== Deine Aufgaben ==
a - In welchem Konzentrationslager wurde Hans Georg Harreß laut dem Bericht über die Oldenburger Gedenkfeier ermordet?
b - Setze bitte den Bericht über die Oldenburger Gedenkfeier nach seinem letzten Satz fort.

== Seitenauszug ==
#####

Gedenken an die Märtyrer während der NS-Zeit

Oldenburg | APD

Oldenburg, 10.08.2012/APD Anlässlich des 70. Todestages ihres früheren Pastors Hans Georg Harreß führte die Gemeinde der Siebenten-Tags-Adventisten, die Adventgemeinde in Oldenburg, eine Gedenkfeier für die Märtyrer während der NS-Zeit durch. Zur Erinnerung an die Verstorbenen und zur Mahnung an die Lebenden, wurde vor der Adventkirche eine Tafel in den Boden eingelassen. Sie nennt stellvertretend für andere Märtyrer den Geburtstag von Harreß und den Tag seiner Ermordung im KZ Groß-Rosen rund 60 Kilometer südwestlich von Breslau im heutigen Polen. Auf der Homepage der Kirchengemeinde (www.adventgemeinde-oldenburg.de) heißt es dazu: "Wir sind dankbar für das Zeugnis, das diejenigen abgelegt und damit gezeigt haben, dass auch in den schwersten Zeiten moralisches Handeln möglich ist."

Der Kirchenhistoriker Dr. Johannes Hartlapp, Dekan des Fachbereichs Theologie der adventistischen Theologischen Hochschule Friedensau bei Magdeburg, sprach über die Situation der Kirchen im Hitler-Regime und über die Glaubenskraft, die einzelne Personen an den Tag legten. Hartlapp hatte 2008 seine umfangreiche Forschungsarbeit "Siebenten-Tags-Adventisten im Nationalsozialismus" (V & R unipress, Göttingen) veröffentlicht.

#####

== Datenabschnitt ==

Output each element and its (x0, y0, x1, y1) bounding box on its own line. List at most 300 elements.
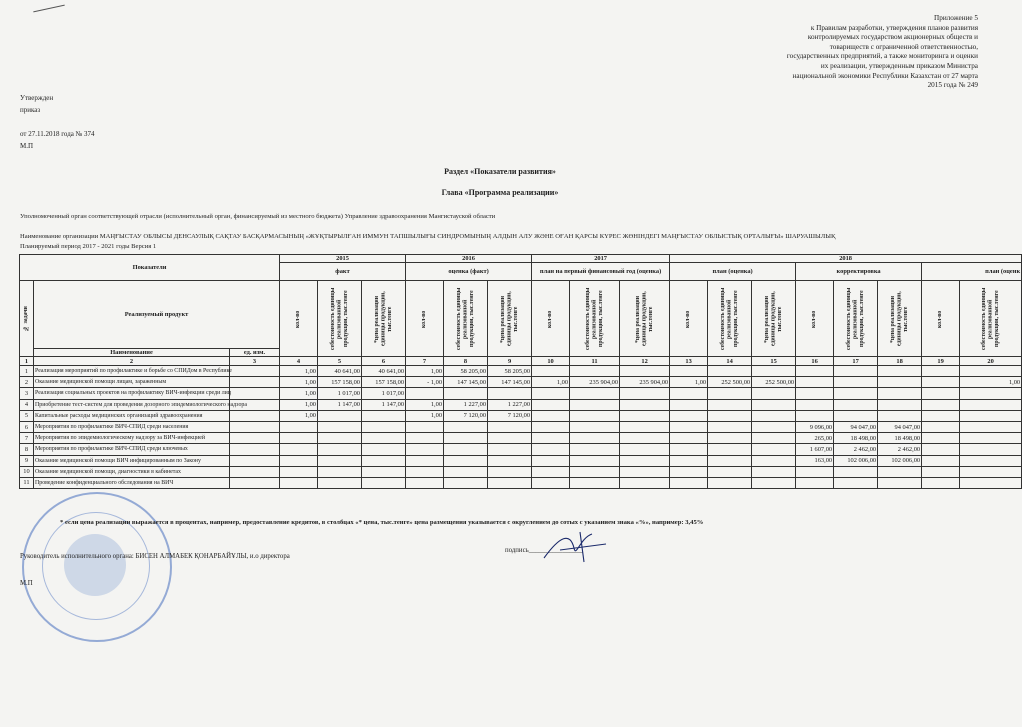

#####

== Antworten je Aufgabe ==
a - Im KZ Groß-Rosen, rund 60 Kilometer südwestlich von Breslau im heutigen Polen.

b -
Pastor Hans Georg Harreß wurde am 20. März 1887 in Oberlind bei Sonneberg (Thüringen) geboren. Im Alter von 25 Jahren ließ er sich aufgrund seiner Glaubensüberzeugungen taufen und schloss sich den Siebenten-Tags-Adventisten an. In den Jahren 1913 bis 1914 studierte Harreß am Theologischen Seminar Friedensau. Nach dem Ersten Weltkrieg wirkte er als Pastor der Freikirche in Lüdenscheid, Hannover, Kassel, Dortmund, Osnabrück und Oldenburg.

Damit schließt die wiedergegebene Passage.